___ Passage provided

Libro 10/52 :: Write It When I’m Gone: Remarkable Off-the-Record Conversations with Gerald R. Ford by Thomas DeFrank

Write it when I'm gone

Gerald R. Ford’s legacy should consist of more than simply playing football at Michigan, nailing a spectator with a golf ball, and becoming the only unelected VP and/or President.


Write It When I’m Gone is an entertaining & insightful read from DeFrank’s 30+ years trailing Ford as VP and President. The majority of the content is derived from off-the-record conversations between Ford and DeFrank, hence the title/caveat from Ford – just write it when I’m gone.


Gerald R. Ford could be called a lot of things.


Having recently read Master of the Senate, Ford could be the Anti-LBJ. Ford was caring, considerate and candid. Ford asked junior reporters about their kids. LBJ was a bully. He was over-bearing, brutish, and belligerent. LBJ didn’t ask about his own kids.


Ford could be the Anti-Reagan. Ford worked and traveled relentlessly, yet never became an eloquent speaker on the stump. Reagan routinely put in 35 hours a week while POTUS, but had a gift connecting and leading through his oratory skills.


Would Reagan (would anyone?) open a State of the Union address like this?




I must say to you that the state of the Union is not good…. Millions of Americans are out of work. Recession and inflation are eroding the money of millions more. Prices are too high, and sales are too slow. This year’s federal deficit will be about $30 billion; next year’s probably $45 billion. The national debt will rise to over $500 billion. Our plant capacity and productivity are not increasing fast enough. We depend on others for essential energy. Some people question their government’s ability to make hard decisions and stick with them; they expect Washington politics as usual.

______
___ Available data

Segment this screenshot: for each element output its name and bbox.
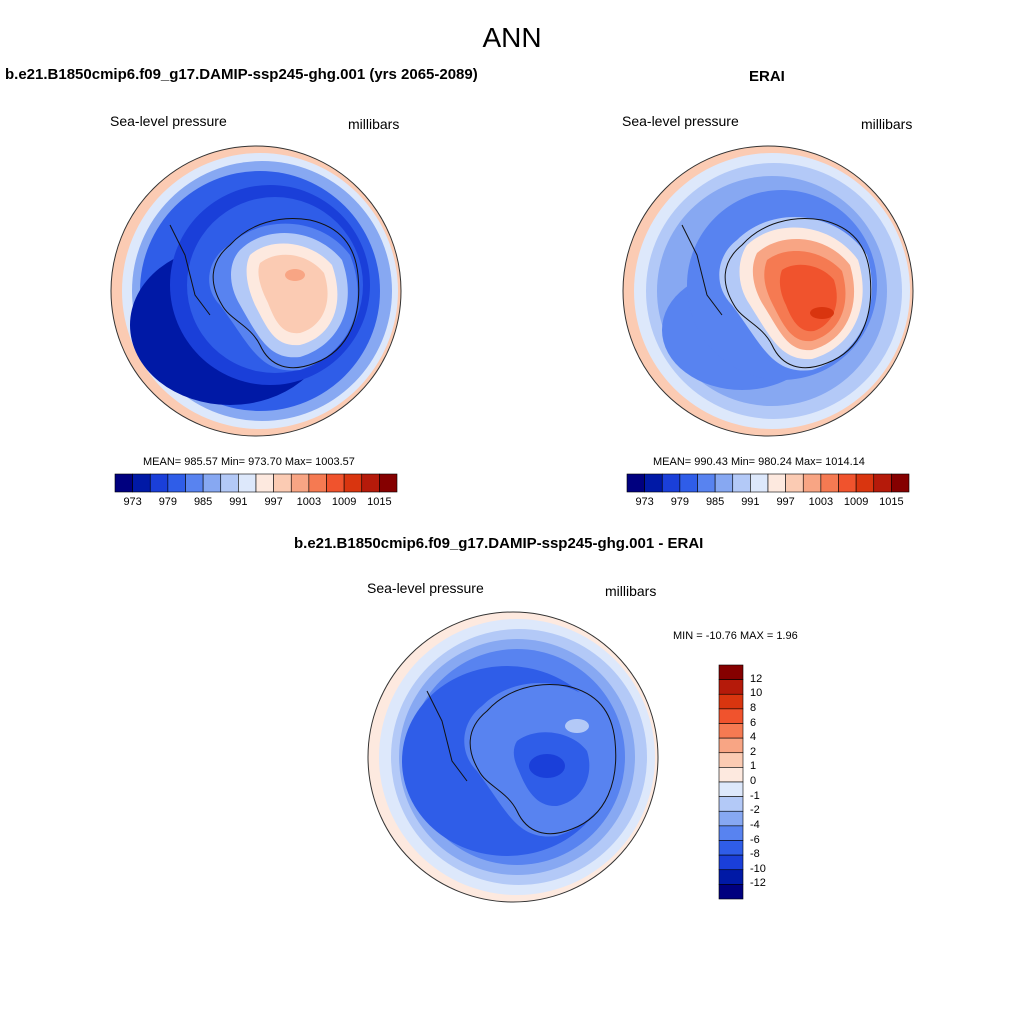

______

Challenge 1:
Decide whether each statement agrees with the book review on Gerald R. Ford. Answer yes or no for each and quote the deciding words from the review.
(a) Most of the book's content comes from off-the-record conversations between Ford and DeFrank.
(b) Ford became an eloquent speaker on the stump.
(c) Ford asked junior reporters about their kids.
Challenge 2:
Carry the book review on Gerald R. Ford forward from its last sentence and write the next part.

Response 1:
(a) Yes: "The majority of the content is derived from off-the-record conversations between Ford and DeFrank"
(b) No: "yet never became an eloquent speaker on the stump"
(c) Yes: "Ford asked junior reporters about their kids."

Response 2:
What a downer.

Tough to get re-elected with that… candor.


His silver tongue aside, Ford lost his re-election campaign to Carter in 1976 because of the Nixon pardon. Following Watergate, Americans were out for blood. Nixon was a crook, of sorts. As the President’s Men details spilled out, Ford took the helm and promptly cleared Nixon of any wrong-doing.


The nation gathered to see a public hanging and the new guy says, “There’s nothing to see here, folks. You don’t have to go home, but you can’t stay here. Nixon will now disappear to a life of shame… and golf.


This didn’t sit well with America at the time.

Americans wanted a trial.

Americans wanted an apology.

Americans wanted something.


Ford knew what America needed was to heal.

Decades later, Ford’s wisdom regarding the Nixon pardon is evident.

Screen shot 2013-03-03 at 10.20.04 AM

The content on the development of Ford, Inc. was fascinating. Ford was the first former President to truly capitalize on his time in the White House for financial gain as a private citizen. Future ex-Presidents have followed his lead, most notably Bill Clinton.


In July of 2012, CNN reported Clinton had given 471 paid speeches since leaving Pennsylvania Ave. Revenue from those speeches? $89M.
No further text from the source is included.